# Short task
Copy out each line containing "filled" from the entries below.

_ _ _ _

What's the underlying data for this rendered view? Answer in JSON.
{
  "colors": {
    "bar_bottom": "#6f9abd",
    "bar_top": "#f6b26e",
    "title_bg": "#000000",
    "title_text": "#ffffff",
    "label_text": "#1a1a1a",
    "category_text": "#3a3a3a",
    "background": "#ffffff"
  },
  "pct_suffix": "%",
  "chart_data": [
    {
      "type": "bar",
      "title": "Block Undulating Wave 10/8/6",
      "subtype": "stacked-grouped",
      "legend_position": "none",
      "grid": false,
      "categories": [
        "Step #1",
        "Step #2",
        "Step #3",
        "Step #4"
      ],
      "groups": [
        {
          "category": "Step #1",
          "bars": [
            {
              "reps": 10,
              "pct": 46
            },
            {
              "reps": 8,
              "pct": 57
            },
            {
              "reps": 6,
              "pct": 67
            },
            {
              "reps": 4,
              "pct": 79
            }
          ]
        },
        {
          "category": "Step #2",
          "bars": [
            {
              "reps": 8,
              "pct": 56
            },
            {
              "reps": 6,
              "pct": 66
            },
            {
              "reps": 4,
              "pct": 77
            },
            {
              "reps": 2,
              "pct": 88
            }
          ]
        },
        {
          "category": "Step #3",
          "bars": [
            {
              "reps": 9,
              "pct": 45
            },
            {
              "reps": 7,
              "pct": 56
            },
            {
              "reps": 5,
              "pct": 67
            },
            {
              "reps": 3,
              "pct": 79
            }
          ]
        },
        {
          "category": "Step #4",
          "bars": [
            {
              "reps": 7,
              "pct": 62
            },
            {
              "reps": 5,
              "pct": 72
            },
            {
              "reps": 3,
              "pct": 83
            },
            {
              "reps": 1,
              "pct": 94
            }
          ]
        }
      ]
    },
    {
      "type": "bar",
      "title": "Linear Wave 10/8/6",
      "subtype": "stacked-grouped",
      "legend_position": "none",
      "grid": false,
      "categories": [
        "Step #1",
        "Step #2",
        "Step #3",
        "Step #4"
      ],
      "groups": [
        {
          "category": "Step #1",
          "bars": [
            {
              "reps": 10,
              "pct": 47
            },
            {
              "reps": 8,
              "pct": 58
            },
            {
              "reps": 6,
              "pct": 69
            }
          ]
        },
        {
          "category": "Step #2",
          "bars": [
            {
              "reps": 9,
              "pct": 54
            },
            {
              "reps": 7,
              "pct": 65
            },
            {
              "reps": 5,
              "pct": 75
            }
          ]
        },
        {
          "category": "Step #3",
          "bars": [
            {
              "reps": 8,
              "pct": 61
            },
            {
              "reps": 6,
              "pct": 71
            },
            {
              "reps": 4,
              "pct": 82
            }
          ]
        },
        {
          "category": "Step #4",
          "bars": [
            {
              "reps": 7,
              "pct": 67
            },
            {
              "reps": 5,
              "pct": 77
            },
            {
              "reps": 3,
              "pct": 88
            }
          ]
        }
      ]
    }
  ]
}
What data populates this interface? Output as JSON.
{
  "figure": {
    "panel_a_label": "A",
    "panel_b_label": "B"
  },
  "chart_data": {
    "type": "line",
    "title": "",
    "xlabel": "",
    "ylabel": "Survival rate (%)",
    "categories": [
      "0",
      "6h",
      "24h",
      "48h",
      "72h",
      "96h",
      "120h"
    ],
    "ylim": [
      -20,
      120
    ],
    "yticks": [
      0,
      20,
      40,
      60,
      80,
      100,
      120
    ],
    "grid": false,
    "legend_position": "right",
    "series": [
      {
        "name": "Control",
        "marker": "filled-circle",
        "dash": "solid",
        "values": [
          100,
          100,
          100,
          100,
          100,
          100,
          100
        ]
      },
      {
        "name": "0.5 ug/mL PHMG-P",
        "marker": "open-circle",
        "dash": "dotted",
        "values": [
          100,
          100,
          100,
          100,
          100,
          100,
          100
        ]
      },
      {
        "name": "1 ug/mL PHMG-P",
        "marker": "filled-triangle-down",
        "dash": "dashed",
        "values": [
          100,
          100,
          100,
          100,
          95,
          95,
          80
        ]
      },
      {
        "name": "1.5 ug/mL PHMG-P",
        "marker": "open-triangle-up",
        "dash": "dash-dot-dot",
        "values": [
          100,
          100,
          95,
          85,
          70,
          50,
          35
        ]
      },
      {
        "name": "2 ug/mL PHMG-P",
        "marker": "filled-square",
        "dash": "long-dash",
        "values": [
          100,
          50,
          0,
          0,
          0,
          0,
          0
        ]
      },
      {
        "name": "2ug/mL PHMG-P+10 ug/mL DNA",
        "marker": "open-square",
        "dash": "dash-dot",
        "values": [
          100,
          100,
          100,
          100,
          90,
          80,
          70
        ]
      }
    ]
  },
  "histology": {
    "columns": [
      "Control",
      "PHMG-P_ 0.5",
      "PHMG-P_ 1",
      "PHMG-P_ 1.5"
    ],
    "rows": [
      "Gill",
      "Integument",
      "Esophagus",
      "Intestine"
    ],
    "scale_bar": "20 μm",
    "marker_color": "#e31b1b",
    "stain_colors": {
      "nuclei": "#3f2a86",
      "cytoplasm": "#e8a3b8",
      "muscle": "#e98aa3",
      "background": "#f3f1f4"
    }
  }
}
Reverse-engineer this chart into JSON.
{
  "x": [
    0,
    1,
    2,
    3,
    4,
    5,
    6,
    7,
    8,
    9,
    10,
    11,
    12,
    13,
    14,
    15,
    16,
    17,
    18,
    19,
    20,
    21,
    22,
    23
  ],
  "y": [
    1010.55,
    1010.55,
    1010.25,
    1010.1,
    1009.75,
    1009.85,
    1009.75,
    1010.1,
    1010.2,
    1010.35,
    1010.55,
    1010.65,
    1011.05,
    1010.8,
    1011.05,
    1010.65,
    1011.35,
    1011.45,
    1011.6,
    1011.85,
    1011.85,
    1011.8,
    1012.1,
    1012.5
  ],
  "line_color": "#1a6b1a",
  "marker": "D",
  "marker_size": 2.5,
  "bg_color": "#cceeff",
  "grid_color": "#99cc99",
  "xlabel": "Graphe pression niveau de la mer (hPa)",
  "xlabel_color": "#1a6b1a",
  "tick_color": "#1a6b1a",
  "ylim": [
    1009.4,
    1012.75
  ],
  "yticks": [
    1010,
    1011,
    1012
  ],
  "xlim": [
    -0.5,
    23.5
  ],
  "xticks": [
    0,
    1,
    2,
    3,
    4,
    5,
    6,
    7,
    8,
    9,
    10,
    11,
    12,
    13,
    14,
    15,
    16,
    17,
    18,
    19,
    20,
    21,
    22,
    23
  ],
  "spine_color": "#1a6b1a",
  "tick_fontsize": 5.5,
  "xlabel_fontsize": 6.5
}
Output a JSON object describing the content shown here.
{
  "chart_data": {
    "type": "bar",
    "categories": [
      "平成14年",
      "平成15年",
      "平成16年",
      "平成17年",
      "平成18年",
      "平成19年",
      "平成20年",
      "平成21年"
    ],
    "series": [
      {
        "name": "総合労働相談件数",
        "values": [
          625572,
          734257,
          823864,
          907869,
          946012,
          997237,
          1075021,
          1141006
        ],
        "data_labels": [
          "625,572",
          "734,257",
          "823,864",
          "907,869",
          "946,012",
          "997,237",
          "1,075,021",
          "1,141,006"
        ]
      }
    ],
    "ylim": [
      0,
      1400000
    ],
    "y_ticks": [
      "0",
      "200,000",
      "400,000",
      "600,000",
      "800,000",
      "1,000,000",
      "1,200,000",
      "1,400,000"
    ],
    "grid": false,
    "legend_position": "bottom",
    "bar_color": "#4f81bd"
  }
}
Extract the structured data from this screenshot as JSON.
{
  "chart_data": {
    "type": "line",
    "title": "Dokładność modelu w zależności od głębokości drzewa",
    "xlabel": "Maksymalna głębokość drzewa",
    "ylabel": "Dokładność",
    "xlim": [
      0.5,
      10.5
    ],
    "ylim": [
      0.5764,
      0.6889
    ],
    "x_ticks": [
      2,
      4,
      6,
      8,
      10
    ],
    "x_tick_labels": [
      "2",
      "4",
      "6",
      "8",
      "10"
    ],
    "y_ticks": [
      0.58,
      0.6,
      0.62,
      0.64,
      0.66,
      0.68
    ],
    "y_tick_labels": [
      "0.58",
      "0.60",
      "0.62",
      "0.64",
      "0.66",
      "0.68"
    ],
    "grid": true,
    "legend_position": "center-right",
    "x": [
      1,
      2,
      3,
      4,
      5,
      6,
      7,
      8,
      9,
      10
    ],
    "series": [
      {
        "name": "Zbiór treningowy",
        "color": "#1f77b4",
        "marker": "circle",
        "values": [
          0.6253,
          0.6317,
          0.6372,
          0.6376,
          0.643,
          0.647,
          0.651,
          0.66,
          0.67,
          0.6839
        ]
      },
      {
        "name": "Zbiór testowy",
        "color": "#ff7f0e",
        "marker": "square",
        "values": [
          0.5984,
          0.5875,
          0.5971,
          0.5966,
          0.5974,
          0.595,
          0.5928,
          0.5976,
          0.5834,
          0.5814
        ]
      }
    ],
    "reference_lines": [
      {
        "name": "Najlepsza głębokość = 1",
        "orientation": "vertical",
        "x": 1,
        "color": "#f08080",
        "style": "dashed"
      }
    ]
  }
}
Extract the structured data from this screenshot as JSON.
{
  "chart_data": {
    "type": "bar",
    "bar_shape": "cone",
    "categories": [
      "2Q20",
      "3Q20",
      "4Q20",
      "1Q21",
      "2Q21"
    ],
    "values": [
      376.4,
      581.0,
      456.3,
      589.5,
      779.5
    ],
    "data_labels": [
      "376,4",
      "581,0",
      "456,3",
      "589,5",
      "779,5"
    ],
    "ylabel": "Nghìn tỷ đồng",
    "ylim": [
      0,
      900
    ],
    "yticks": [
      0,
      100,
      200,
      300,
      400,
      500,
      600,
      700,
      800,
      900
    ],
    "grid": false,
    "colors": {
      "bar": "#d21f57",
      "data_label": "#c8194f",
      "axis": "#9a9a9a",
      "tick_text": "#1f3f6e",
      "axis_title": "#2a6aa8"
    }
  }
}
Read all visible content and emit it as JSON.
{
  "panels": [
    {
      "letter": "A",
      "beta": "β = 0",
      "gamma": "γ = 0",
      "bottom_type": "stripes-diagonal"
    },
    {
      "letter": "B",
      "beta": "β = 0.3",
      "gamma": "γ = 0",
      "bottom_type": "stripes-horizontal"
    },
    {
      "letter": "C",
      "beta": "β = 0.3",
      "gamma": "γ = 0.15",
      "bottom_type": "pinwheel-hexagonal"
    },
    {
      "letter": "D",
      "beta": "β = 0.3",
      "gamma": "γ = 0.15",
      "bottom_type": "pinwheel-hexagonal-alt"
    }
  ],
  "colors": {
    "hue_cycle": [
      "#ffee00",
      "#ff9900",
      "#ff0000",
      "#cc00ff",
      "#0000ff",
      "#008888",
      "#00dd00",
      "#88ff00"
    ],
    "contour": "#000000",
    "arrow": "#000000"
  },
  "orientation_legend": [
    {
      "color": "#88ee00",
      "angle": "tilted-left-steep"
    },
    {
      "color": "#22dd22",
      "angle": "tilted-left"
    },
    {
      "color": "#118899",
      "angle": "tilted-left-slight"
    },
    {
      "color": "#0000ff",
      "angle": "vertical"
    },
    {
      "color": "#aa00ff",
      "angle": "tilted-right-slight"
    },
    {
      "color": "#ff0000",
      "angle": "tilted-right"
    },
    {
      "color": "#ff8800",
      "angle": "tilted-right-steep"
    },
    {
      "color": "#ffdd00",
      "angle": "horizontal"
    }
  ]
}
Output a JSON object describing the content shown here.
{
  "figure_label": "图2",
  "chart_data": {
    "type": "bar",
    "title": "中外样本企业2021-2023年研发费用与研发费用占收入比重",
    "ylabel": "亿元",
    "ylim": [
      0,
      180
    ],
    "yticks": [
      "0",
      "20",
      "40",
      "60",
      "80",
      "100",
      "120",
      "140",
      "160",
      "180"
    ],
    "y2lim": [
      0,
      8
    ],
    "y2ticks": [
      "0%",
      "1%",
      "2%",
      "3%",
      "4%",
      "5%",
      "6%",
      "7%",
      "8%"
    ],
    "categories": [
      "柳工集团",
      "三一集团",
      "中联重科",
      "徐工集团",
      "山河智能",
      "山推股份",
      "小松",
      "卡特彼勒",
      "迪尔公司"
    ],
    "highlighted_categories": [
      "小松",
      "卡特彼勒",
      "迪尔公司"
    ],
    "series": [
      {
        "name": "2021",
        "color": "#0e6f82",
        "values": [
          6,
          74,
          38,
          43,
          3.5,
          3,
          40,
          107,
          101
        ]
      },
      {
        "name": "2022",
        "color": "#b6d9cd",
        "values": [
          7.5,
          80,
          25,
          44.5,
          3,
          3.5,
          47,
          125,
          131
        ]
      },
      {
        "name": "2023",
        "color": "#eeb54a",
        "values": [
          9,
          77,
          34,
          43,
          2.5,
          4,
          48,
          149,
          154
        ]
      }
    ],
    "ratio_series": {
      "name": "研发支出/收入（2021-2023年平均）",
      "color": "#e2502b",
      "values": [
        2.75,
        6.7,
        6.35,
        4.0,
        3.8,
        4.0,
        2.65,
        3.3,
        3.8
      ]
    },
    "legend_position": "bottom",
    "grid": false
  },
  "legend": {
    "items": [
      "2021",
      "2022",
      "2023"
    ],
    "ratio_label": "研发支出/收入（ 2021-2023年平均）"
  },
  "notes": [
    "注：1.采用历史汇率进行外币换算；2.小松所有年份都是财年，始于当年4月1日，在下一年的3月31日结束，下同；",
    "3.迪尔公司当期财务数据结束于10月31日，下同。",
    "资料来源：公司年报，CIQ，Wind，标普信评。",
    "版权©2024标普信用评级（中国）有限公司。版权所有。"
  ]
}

_ _ _ _

# Solved exercise
        "marker": "filled-circle",
        "marker": "filled-triangle-down",
        "marker": "filled-square",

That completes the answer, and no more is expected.